**THE PROBLEM**
Each record must be reproduced exactly as it is shown.

**INFORMATION SHOWN**
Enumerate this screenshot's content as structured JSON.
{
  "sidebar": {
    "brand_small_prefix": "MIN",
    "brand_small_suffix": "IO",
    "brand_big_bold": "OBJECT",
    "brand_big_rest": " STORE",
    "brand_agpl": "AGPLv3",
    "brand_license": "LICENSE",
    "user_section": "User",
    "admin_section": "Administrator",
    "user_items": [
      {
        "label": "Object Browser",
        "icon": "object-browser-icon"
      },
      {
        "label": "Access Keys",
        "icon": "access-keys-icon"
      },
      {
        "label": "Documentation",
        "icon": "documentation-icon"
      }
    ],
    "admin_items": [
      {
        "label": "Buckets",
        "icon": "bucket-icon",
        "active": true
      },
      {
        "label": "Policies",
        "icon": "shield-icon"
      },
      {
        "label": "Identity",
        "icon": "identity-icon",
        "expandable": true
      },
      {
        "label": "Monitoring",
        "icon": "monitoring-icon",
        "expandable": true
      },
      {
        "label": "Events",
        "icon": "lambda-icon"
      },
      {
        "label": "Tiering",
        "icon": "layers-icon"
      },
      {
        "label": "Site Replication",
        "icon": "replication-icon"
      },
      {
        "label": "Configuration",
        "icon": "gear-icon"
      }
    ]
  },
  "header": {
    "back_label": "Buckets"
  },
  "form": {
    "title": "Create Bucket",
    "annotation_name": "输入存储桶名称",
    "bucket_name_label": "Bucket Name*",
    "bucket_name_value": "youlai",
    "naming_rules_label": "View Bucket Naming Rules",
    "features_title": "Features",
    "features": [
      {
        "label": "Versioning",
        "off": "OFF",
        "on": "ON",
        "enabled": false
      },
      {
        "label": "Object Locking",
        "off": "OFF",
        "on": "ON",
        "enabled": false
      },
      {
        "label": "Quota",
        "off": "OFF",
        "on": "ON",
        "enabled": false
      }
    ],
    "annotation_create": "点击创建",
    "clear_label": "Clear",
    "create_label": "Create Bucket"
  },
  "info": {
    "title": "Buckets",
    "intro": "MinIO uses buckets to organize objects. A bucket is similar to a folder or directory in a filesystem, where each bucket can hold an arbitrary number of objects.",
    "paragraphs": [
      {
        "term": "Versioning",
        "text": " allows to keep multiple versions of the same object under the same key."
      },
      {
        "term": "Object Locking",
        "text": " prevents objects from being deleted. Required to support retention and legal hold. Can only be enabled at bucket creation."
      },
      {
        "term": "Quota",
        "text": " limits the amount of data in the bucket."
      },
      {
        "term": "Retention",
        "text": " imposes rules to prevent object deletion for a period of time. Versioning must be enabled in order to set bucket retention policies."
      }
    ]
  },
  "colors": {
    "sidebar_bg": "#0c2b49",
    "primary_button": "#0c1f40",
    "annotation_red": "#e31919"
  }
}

**RESULT FOR THIS EXERCISE**
Enumerate this screenshot's content as structured JSON.
{
  "sidebar": {
    "brand_small_prefix": "MIN",
    "brand_small_suffix": "IO",
    "brand_big_bold": "OBJECT",
    "brand_big_rest": " STORE",
    "brand_agpl": "AGPLv3",
    "brand_license": "LICENSE",
    "user_section": "User",
    "admin_section": "Administrator",
    "user_items": [
      {
        "label": "Object Browser",
        "icon": "object-browser-icon"
      },
      {
        "label": "Access Keys",
        "icon": "access-keys-icon"
      },
      {
        "label": "Documentation",
        "icon": "documentation-icon"
      }
    ],
    "admin_items": [
      {
        "label": "Buckets",
        "icon": "bucket-icon",
        "active": true
      },
      {
        "label": "Policies",
        "icon": "shield-icon"
      },
      {
        "label": "Identity",
        "icon": "identity-icon",
        "expandable": true
      },
      {
        "label": "Monitoring",
        "icon": "monitoring-icon",
        "expandable": true
      },
      {
        "label": "Events",
        "icon": "lambda-icon"
      },
      {
        "label": "Tiering",
        "icon": "layers-icon"
      },
      {
        "label": "Site Replication",
        "icon": "replication-icon"
      },
      {
        "label": "Configuration",
        "icon": "gear-icon"
      }
    ]
  },
  "header": {
    "back_label": "Buckets"
  },
  "form": {
    "title": "Create Bucket",
    "annotation_name": "输入存储桶名称",
    "bucket_name_label": "Bucket Name*",
    "bucket_name_value": "youlai",
    "naming_rules_label": "View Bucket Naming Rules",
    "features_title": "Features",
    "features": [
      {
        "label": "Versioning",
        "off": "OFF",
        "on": "ON",
        "enabled": false
      },
      {
        "label": "Object Locking",
        "off": "OFF",
        "on": "ON",
        "enabled": false
      },
      {
        "label": "Quota",
        "off": "OFF",
        "on": "ON",
        "enabled": false
      }
    ],
    "annotation_create": "点击创建",
    "clear_label": "Clear",
    "create_label": "Create Bucket"
  },
  "info": {
    "title": "Buckets",
    "intro": "MinIO uses buckets to organize objects. A bucket is similar to a folder or directory in a filesystem, where each bucket can hold an arbitrary number of objects.",
    "paragraphs": [
      {
        "term": "Versioning",
        "text": " allows to keep multiple versions of the same object under the same key."
      },
      {
        "term": "Object Locking",
        "text": " prevents objects from being deleted. Required to support retention and legal hold. Can only be enabled at bucket creation."
      },
      {
        "term": "Quota",
        "text": " limits the amount of data in the bucket."
      },
      {
        "term": "Retention",
        "text": " imposes rules to prevent object deletion for a period of time. Versioning must be enabled in order to set bucket retention policies."
      }
    ]
  },
  "colors": {
    "sidebar_bg": "#0c2b49",
    "primary_button": "#0c1f40",
    "annotation_red": "#e31919"
  }
}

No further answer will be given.